%%

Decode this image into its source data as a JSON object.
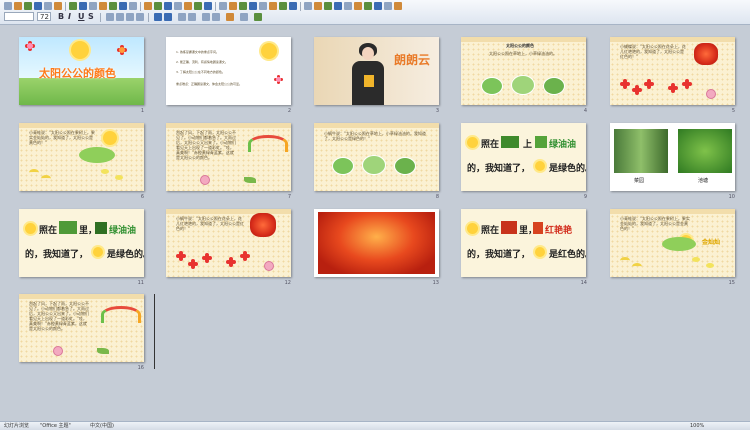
{
  "toolbar": {
    "font_size": "72",
    "row1_buttons": 38,
    "row2_glyphs": [
      "B",
      "I",
      "U",
      "S",
      "A",
      "A"
    ]
  },
  "slides": [
    {
      "num": "1",
      "title": "太阳公公的颜色"
    },
    {
      "num": "2",
      "lines": [
        "1. 熟练掌握课文中的重点字词。",
        "2. 能正确、流利、有感情地朗读课文。",
        "3. 了解太阳公公在不同地方的颜色。",
        "重点难点：正确朗读课文，体会太阳公公的可爱。"
      ]
    },
    {
      "num": "3",
      "logo": "朗朗云"
    },
    {
      "num": "4",
      "heading": "太阳公公的颜色",
      "text": "太阳公公照在草地上，小草绿油油的。"
    },
    {
      "num": "5",
      "text": "小蝴蝶说：\"太阳公公照在花朵上，花儿红艳艳的，我知道了，太阳公公是红色的！\""
    },
    {
      "num": "6",
      "text": "小青蛙说：\"太阳公公照在果树上，果实金灿灿的，我知道了，太阳公公是黄色的！\""
    },
    {
      "num": "7",
      "text": "刮起了风，下起了雨，太阳公公不见了。小动物们都着急了。大雨过后，太阳公公又出来了。小动物们看见天上出现了一道彩虹。\"哇，真美啊！\"赤橙黄绿青蓝紫，这就是太阳公公的颜色。"
    },
    {
      "num": "8",
      "text": "小蜗牛说：\"太阳公公照在草地上，小草绿油油的，我知道了，太阳公公是绿色的！\""
    },
    {
      "num": "9",
      "pre": "照在",
      "mid": "上",
      "post": "绿油油",
      "line2": "的，我知道了，",
      "end": "是绿色的。"
    },
    {
      "num": "10",
      "captions": [
        "菜园",
        "池塘"
      ]
    },
    {
      "num": "11",
      "pre": "照在",
      "mid": "里，",
      "post": "绿油油",
      "line2": "的，我知道了，",
      "end": "是绿色的。"
    },
    {
      "num": "12",
      "text": "小蜗牛说：\"太阳公公照在花朵上，花儿红艳艳的，我知道了，太阳公公是红色的！\""
    },
    {
      "num": "13"
    },
    {
      "num": "14",
      "pre": "照在",
      "mid": "里，",
      "post": "红艳艳",
      "line2": "的，我知道了，",
      "end": "是红色的。"
    },
    {
      "num": "15",
      "text": "小青蛙说：\"太阳公公照在果树上，果实金灿灿的，我知道了，太阳公公是金黄色的！\"",
      "tag": "金灿灿"
    },
    {
      "num": "16",
      "text": "刮起了风，下起了雨，太阳公公不见了。小动物们都着急了。大雨过后，太阳公公又出来了。小动物们看见天上出现了一道彩虹。\"哇，真美啊！\"赤橙黄绿青蓝紫，这就是太阳公公的颜色。"
    }
  ],
  "status": {
    "left": "幻灯片浏览",
    "mid": "\"Office 主题\"",
    "lang": "中文(中国)",
    "zoom": "100%"
  }
}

%%

Short problem: Can the entries above be repeated exactly, without their pictures?

Solution for this task:
Decode this image into its source data as a JSON object.
{
  "toolbar": {
    "font_size": "72",
    "row1_buttons": 38,
    "row2_glyphs": [
      "B",
      "I",
      "U",
      "S",
      "A",
      "A"
    ]
  },
  "slides": [
    {
      "num": "1",
      "title": "太阳公公的颜色"
    },
    {
      "num": "2",
      "lines": [
        "1. 熟练掌握课文中的重点字词。",
        "2. 能正确、流利、有感情地朗读课文。",
        "3. 了解太阳公公在不同地方的颜色。",
        "重点难点：正确朗读课文，体会太阳公公的可爱。"
      ]
    },
    {
      "num": "3",
      "logo": "朗朗云"
    },
    {
      "num": "4",
      "heading": "太阳公公的颜色",
      "text": "太阳公公照在草地上，小草绿油油的。"
    },
    {
      "num": "5",
      "text": "小蝴蝶说：\"太阳公公照在花朵上，花儿红艳艳的，我知道了，太阳公公是红色的！\""
    },
    {
      "num": "6",
      "text": "小青蛙说：\"太阳公公照在果树上，果实金灿灿的，我知道了，太阳公公是黄色的！\""
    },
    {
      "num": "7",
      "text": "刮起了风，下起了雨，太阳公公不见了。小动物们都着急了。大雨过后，太阳公公又出来了。小动物们看见天上出现了一道彩虹。\"哇，真美啊！\"赤橙黄绿青蓝紫，这就是太阳公公的颜色。"
    },
    {
      "num": "8",
      "text": "小蜗牛说：\"太阳公公照在草地上，小草绿油油的，我知道了，太阳公公是绿色的！\""
    },
    {
      "num": "9",
      "pre": "照在",
      "mid": "上",
      "post": "绿油油",
      "line2": "的，我知道了，",
      "end": "是绿色的。"
    },
    {
      "num": "10",
      "captions": [
        "菜园",
        "池塘"
      ]
    },
    {
      "num": "11",
      "pre": "照在",
      "mid": "里，",
      "post": "绿油油",
      "line2": "的，我知道了，",
      "end": "是绿色的。"
    },
    {
      "num": "12",
      "text": "小蜗牛说：\"太阳公公照在花朵上，花儿红艳艳的，我知道了，太阳公公是红色的！\""
    },
    {
      "num": "13"
    },
    {
      "num": "14",
      "pre": "照在",
      "mid": "里，",
      "post": "红艳艳",
      "line2": "的，我知道了，",
      "end": "是红色的。"
    },
    {
      "num": "15",
      "text": "小青蛙说：\"太阳公公照在果树上，果实金灿灿的，我知道了，太阳公公是金黄色的！\"",
      "tag": "金灿灿"
    },
    {
      "num": "16",
      "text": "刮起了风，下起了雨，太阳公公不见了。小动物们都着急了。大雨过后，太阳公公又出来了。小动物们看见天上出现了一道彩虹。\"哇，真美啊！\"赤橙黄绿青蓝紫，这就是太阳公公的颜色。"
    }
  ],
  "status": {
    "left": "幻灯片浏览",
    "mid": "\"Office 主题\"",
    "lang": "中文(中国)",
    "zoom": "100%"
  }
}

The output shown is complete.